_WHAT IS EXPECTED_:
Lift out all lines below that contain "Anlage".

_GIVEN DATA_:
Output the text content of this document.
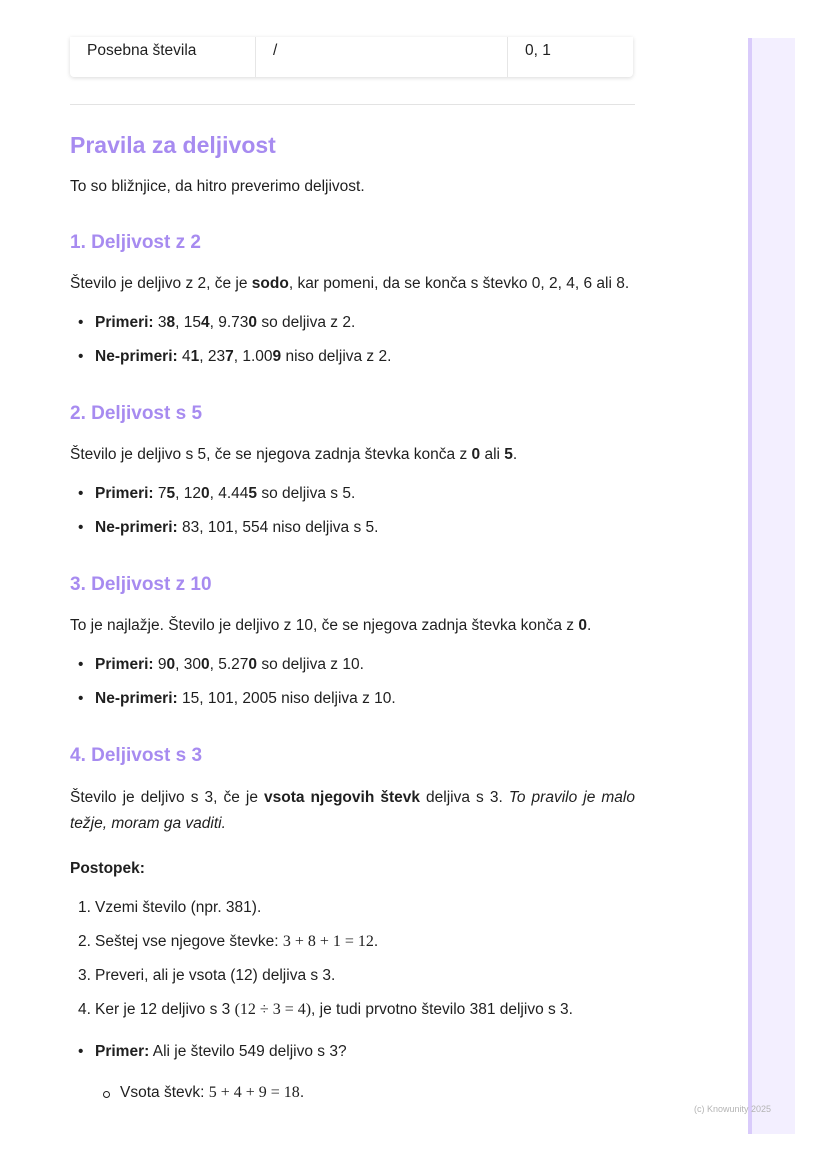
Posebna števila	/	0, 1
Pravila za deljivost

To so bližnjice, da hitro preverimo deljivost.

1. Deljivost z 2

Število je deljivo z 2, če je sodo, kar pomeni, da se konča s števko 0, 2, 4, 6 ali 8.

• Primeri: 38, 154, 9.730 so deljiva z 2.
• Ne-primeri: 41, 237, 1.009 niso deljiva z 2.
2. Deljivost s 5

Število je deljivo s 5, če se njegova zadnja števka konča z 0 ali 5.

• Primeri: 75, 120, 4.445 so deljiva s 5.
• Ne-primeri: 83, 101, 554 niso deljiva s 5.
3. Deljivost z 10

To je najlažje. Število je deljivo z 10, če se njegova zadnja števka konča z 0.

• Primeri: 90, 300, 5.270 so deljiva z 10.
• Ne-primeri: 15, 101, 2005 niso deljiva z 10.
4. Deljivost s 3

Število je deljivo s 3, če je vsota njegovih števk deljiva s 3. To pravilo je malo težje, moram ga vaditi.

Postopek:

1. Vzemi število (npr. 381).
2. Seštej vse njegove števke: 3 + 8 + 1 = 12.
3. Preveri, ali je vsota (12) deljiva s 3.
4. Ker je 12 deljivo s 3 (12 ÷ 3 = 4), je tudi prvotno število 381 deljivo s 3.
• Primer: Ali je število 549 deljivo s 3?
Vsota števk: 5 + 4 + 9 = 18.
(c) Knowunity 2025
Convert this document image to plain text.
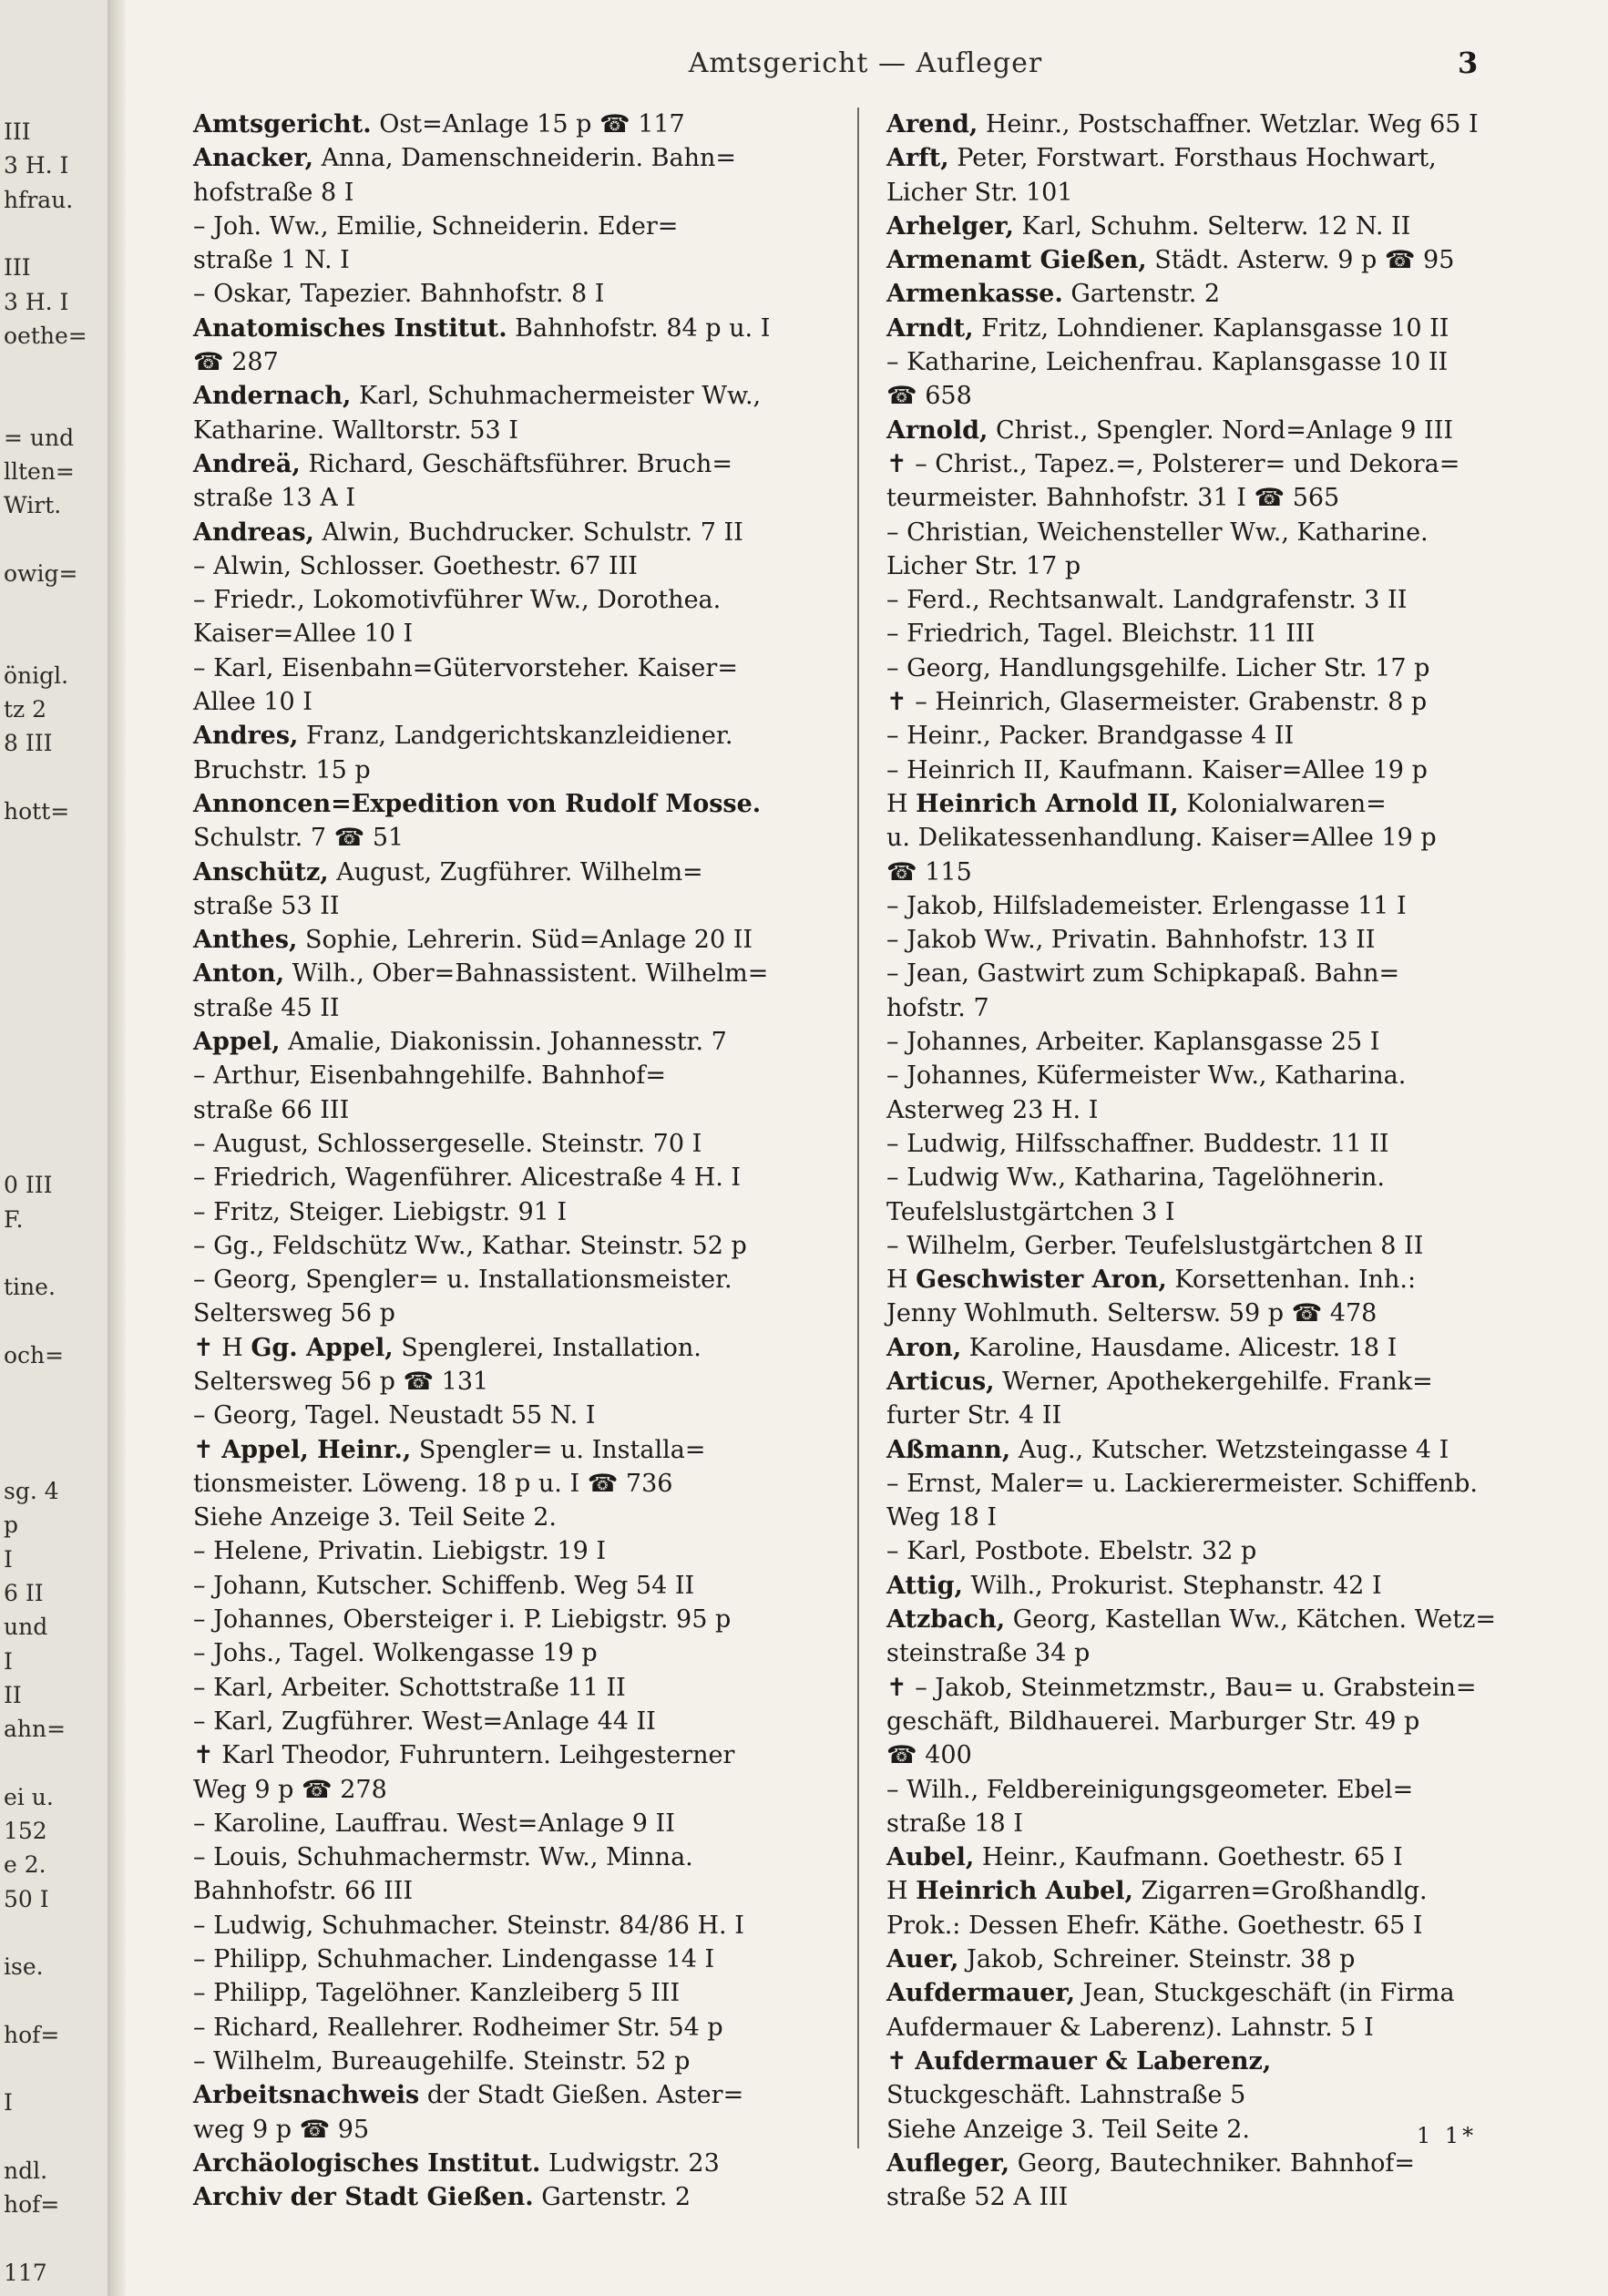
III
3 H. I
hfrau.
III
3 H. I
oethe=
= und
llten=
Wirt.
owig=
önigl.
tz 2
8 III
hott=
0 III
F.
tine.
och=
sg. 4
p
I
6 II
und
I
II
ahn=
ei u.
152
e 2.
50 I
ise.
hof=
I
ndl.
hof=
117
Amtsgericht — Aufleger	3
Amtsgericht. Ost=Anlage 15 p ☎ 117
Anacker, Anna, Damenschneiderin. Bahn=
hofstraße 8 I
– Joh. Ww., Emilie, Schneiderin. Eder=
straße 1 N. I
– Oskar, Tapezier. Bahnhofstr. 8 I
Anatomisches Institut. Bahnhofstr. 84 p u. I
☎ 287
Andernach, Karl, Schuhmachermeister Ww.,
Katharine. Walltorstr. 53 I
Andreä, Richard, Geschäftsführer. Bruch=
straße 13 A I
Andreas, Alwin, Buchdrucker. Schulstr. 7 II
– Alwin, Schlosser. Goethestr. 67 III
– Friedr., Lokomotivführer Ww., Dorothea.
Kaiser=Allee 10 I
– Karl, Eisenbahn=Gütervorsteher. Kaiser=
Allee 10 I
Andres, Franz, Landgerichtskanzleidiener.
Bruchstr. 15 p
Annoncen=Expedition von Rudolf Mosse.
Schulstr. 7 ☎ 51
Anschütz, August, Zugführer. Wilhelm=
straße 53 II
Anthes, Sophie, Lehrerin. Süd=Anlage 20 II
Anton, Wilh., Ober=Bahnassistent. Wilhelm=
straße 45 II
Appel, Amalie, Diakonissin. Johannesstr. 7
– Arthur, Eisenbahngehilfe. Bahnhof=
straße 66 III
– August, Schlossergeselle. Steinstr. 70 I
– Friedrich, Wagenführer. Alicestraße 4 H. I
– Fritz, Steiger. Liebigstr. 91 I
– Gg., Feldschütz Ww., Kathar. Steinstr. 52 p
– Georg, Spengler= u. Installationsmeister.
Seltersweg 56 p
✝ H Gg. Appel, Spenglerei, Installation.
Seltersweg 56 p ☎ 131
– Georg, Tagel. Neustadt 55 N. I
✝ Appel, Heinr., Spengler= u. Installa=
tionsmeister. Löweng. 18 p u. I ☎ 736
Siehe Anzeige 3. Teil Seite 2.
– Helene, Privatin. Liebigstr. 19 I
– Johann, Kutscher. Schiffenb. Weg 54 II
– Johannes, Obersteiger i. P. Liebigstr. 95 p
– Johs., Tagel. Wolkengasse 19 p
– Karl, Arbeiter. Schottstraße 11 II
– Karl, Zugführer. West=Anlage 44 II
✝ Karl Theodor, Fuhruntern. Leihgesterner
Weg 9 p ☎ 278
– Karoline, Lauffrau. West=Anlage 9 II
– Louis, Schuhmachermstr. Ww., Minna.
Bahnhofstr. 66 III
– Ludwig, Schuhmacher. Steinstr. 84/86 H. I
– Philipp, Schuhmacher. Lindengasse 14 I
– Philipp, Tagelöhner. Kanzleiberg 5 III
– Richard, Reallehrer. Rodheimer Str. 54 p
– Wilhelm, Bureaugehilfe. Steinstr. 52 p
Arbeitsnachweis der Stadt Gießen. Aster=
weg 9 p ☎ 95
Archäologisches Institut. Ludwigstr. 23
Archiv der Stadt Gießen. Gartenstr. 2
Arend, Heinr., Postschaffner. Wetzlar. Weg 65 I
Arft, Peter, Forstwart. Forsthaus Hochwart,
Licher Str. 101
Arhelger, Karl, Schuhm. Selterw. 12 N. II
Armenamt Gießen, Städt. Asterw. 9 p ☎ 95
Armenkasse. Gartenstr. 2
Arndt, Fritz, Lohndiener. Kaplansgasse 10 II
– Katharine, Leichenfrau. Kaplansgasse 10 II
☎ 658
Arnold, Christ., Spengler. Nord=Anlage 9 III
✝ – Christ., Tapez.=, Polsterer= und Dekora=
teurmeister. Bahnhofstr. 31 I ☎ 565
– Christian, Weichensteller Ww., Katharine.
Licher Str. 17 p
– Ferd., Rechtsanwalt. Landgrafenstr. 3 II
– Friedrich, Tagel. Bleichstr. 11 III
– Georg, Handlungsgehilfe. Licher Str. 17 p
✝ – Heinrich, Glasermeister. Grabenstr. 8 p
– Heinr., Packer. Brandgasse 4 II
– Heinrich II, Kaufmann. Kaiser=Allee 19 p
H Heinrich Arnold II, Kolonialwaren=
u. Delikatessenhandlung. Kaiser=Allee 19 p
☎ 115
– Jakob, Hilfslademeister. Erlengasse 11 I
– Jakob Ww., Privatin. Bahnhofstr. 13 II
– Jean, Gastwirt zum Schipkapaß. Bahn=
hofstr. 7
– Johannes, Arbeiter. Kaplansgasse 25 I
– Johannes, Küfermeister Ww., Katharina.
Asterweg 23 H. I
– Ludwig, Hilfsschaffner. Buddestr. 11 II
– Ludwig Ww., Katharina, Tagelöhnerin.
Teufelslustgärtchen 3 I
– Wilhelm, Gerber. Teufelslustgärtchen 8 II
H Geschwister Aron, Korsettenhan. Inh.:
Jenny Wohlmuth. Seltersw. 59 p ☎ 478
Aron, Karoline, Hausdame. Alicestr. 18 I
Articus, Werner, Apothekergehilfe. Frank=
furter Str. 4 II
Aßmann, Aug., Kutscher. Wetzsteingasse 4 I
– Ernst, Maler= u. Lackierermeister. Schiffenb.
Weg 18 I
– Karl, Postbote. Ebelstr. 32 p
Attig, Wilh., Prokurist. Stephanstr. 42 I
Atzbach, Georg, Kastellan Ww., Kätchen. Wetz=
steinstraße 34 p
✝ – Jakob, Steinmetzmstr., Bau= u. Grabstein=
geschäft, Bildhauerei. Marburger Str. 49 p
☎ 400
– Wilh., Feldbereinigungsgeometer. Ebel=
straße 18 I
Aubel, Heinr., Kaufmann. Goethestr. 65 I
H Heinrich Aubel, Zigarren=Großhandlg.
Prok.: Dessen Ehefr. Käthe. Goethestr. 65 I
Auer, Jakob, Schreiner. Steinstr. 38 p
Aufdermauer, Jean, Stuckgeschäft (in Firma
Aufdermauer & Laberenz). Lahnstr. 5 I
✝ Aufdermauer & Laberenz,
Stuckgeschäft. Lahnstraße 5
Siehe Anzeige 3. Teil Seite 2.
Aufleger, Georg, Bautechniker. Bahnhof=
straße 52 A III
1 1*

_SOLUTION TO THIS PROBLEM_:
Amtsgericht. Ost=Anlage 15 p ☎ 117
Anthes, Sophie, Lehrerin. Süd=Anlage 20 II
– Karl, Zugführer. West=Anlage 44 II
– Karoline, Lauffrau. West=Anlage 9 II
Arnold, Christ., Spengler. Nord=Anlage 9 III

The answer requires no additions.